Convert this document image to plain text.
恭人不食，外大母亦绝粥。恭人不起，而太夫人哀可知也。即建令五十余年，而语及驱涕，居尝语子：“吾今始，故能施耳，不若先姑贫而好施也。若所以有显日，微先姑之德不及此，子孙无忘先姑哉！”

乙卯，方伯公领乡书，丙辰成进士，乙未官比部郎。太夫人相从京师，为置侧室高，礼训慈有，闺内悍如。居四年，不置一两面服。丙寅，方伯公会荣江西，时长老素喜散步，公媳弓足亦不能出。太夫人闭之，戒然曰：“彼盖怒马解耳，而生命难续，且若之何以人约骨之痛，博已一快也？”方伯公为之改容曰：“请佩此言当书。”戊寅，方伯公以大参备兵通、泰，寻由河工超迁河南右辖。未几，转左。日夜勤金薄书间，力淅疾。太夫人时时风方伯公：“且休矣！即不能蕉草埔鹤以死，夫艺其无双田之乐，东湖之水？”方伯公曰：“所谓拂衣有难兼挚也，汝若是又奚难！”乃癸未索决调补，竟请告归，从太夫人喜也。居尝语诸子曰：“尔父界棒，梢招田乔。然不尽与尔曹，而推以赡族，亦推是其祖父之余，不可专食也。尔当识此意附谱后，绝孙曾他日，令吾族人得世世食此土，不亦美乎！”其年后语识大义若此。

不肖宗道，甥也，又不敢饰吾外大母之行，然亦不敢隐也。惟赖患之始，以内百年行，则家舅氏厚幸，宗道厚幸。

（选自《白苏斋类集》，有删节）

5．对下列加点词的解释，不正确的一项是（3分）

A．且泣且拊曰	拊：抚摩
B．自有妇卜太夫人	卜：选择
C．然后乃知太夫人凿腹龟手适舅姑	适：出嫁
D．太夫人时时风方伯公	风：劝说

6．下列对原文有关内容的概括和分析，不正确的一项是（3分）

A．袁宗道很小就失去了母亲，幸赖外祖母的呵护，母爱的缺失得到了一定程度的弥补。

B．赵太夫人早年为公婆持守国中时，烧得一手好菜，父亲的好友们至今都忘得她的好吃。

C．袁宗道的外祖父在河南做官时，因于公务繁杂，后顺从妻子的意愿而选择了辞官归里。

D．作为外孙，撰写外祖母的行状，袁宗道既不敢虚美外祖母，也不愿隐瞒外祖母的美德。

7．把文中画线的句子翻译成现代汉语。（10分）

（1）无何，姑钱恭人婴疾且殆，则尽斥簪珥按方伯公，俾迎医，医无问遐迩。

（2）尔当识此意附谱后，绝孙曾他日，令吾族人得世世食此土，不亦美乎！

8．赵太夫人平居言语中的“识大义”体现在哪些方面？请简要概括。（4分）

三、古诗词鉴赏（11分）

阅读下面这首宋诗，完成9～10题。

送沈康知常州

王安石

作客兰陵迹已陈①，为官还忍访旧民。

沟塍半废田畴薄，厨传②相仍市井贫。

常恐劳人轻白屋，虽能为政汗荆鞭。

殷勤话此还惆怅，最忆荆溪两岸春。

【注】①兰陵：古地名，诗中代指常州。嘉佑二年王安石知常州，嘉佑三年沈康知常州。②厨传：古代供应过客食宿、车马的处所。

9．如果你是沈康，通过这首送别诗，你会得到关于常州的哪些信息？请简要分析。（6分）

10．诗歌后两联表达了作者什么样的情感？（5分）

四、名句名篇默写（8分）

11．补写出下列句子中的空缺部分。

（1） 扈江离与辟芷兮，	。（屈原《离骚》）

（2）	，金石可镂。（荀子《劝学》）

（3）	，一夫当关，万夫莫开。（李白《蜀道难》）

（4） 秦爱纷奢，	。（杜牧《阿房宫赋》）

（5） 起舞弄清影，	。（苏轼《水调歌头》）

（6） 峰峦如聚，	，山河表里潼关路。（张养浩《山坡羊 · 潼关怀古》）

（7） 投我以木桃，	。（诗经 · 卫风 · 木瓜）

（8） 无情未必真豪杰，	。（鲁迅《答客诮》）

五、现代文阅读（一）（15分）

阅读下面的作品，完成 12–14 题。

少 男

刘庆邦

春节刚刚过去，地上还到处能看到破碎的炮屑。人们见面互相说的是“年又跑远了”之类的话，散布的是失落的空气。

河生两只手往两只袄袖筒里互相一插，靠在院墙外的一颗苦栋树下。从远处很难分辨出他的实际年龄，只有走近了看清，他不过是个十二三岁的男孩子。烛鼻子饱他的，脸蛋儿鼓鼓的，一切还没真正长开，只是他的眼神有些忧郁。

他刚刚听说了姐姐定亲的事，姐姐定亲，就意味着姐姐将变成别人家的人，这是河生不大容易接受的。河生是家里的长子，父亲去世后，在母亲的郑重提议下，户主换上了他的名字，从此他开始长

--

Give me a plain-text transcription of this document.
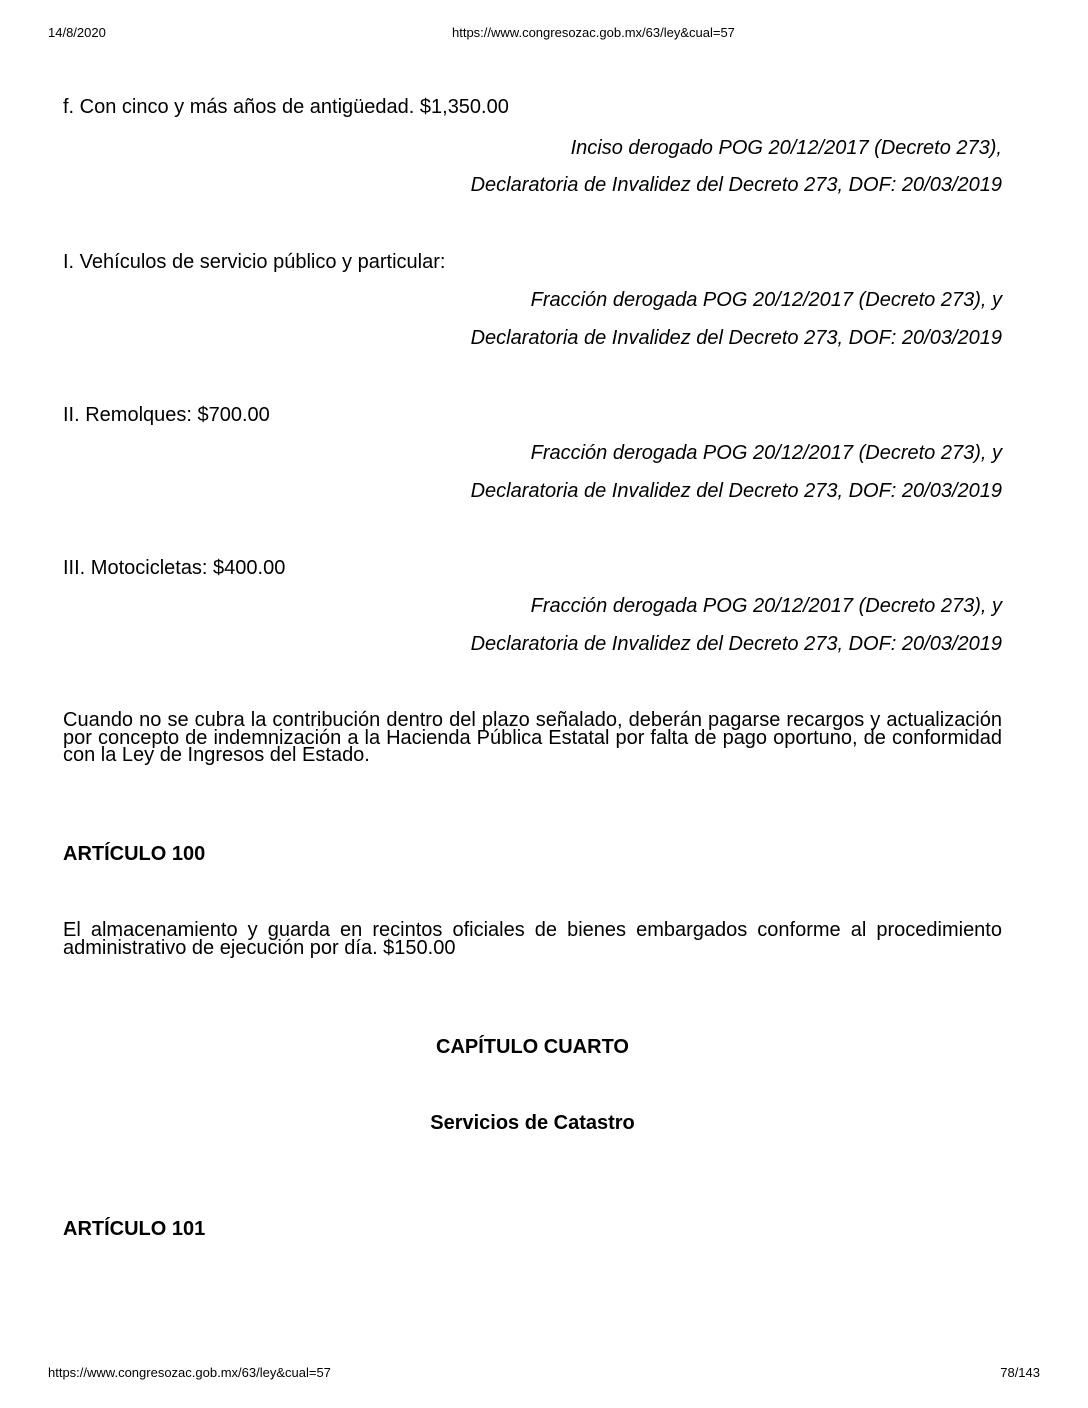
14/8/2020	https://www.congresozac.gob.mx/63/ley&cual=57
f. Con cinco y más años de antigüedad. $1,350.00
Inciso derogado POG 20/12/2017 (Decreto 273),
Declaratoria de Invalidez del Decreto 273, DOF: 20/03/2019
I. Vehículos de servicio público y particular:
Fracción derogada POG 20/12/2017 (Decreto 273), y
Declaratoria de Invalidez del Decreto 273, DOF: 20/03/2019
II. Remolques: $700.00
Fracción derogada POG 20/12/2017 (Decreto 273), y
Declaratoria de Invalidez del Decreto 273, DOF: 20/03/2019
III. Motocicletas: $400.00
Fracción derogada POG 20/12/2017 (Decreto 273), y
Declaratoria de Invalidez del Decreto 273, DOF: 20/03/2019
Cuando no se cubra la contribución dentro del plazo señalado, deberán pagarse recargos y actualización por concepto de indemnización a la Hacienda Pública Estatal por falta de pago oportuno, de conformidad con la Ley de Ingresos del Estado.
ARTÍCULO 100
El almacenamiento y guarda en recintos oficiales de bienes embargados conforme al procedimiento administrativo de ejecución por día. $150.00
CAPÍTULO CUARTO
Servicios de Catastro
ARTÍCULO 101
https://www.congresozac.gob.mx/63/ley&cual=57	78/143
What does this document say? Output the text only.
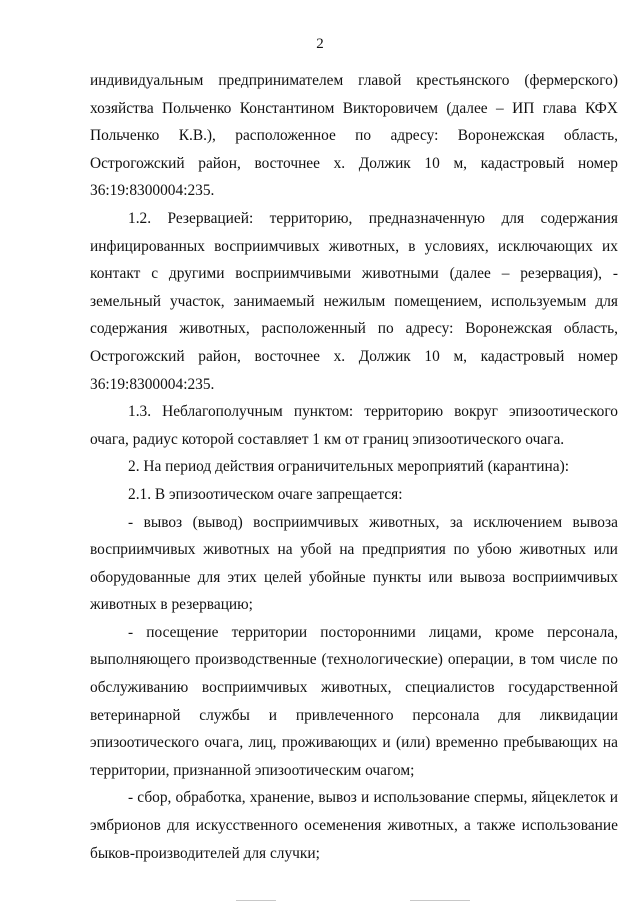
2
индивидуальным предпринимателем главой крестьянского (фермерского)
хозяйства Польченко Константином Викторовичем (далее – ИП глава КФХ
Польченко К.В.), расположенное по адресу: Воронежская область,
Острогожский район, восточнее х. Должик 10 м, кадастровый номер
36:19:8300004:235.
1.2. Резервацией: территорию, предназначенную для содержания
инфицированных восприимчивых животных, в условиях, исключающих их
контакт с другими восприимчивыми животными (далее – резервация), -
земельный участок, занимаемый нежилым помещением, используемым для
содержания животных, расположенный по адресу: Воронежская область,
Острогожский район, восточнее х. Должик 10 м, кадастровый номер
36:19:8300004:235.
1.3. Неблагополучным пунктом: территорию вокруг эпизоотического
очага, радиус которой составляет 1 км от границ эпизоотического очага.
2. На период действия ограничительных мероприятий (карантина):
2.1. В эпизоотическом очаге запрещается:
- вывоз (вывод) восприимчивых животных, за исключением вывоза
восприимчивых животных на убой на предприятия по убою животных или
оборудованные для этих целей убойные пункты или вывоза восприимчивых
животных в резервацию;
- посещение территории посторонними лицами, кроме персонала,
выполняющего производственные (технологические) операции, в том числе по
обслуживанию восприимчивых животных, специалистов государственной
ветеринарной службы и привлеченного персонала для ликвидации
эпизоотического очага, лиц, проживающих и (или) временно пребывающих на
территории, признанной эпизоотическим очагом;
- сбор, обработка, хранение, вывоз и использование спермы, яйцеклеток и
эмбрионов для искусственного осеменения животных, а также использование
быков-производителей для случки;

**What is needed:**
Each line above that holds the string "адресу" should be copied and shown.

**Exercise answer:**
Польченко К.В.), расположенное по адресу: Воронежская область,
содержания животных, расположенный по адресу: Воронежская область,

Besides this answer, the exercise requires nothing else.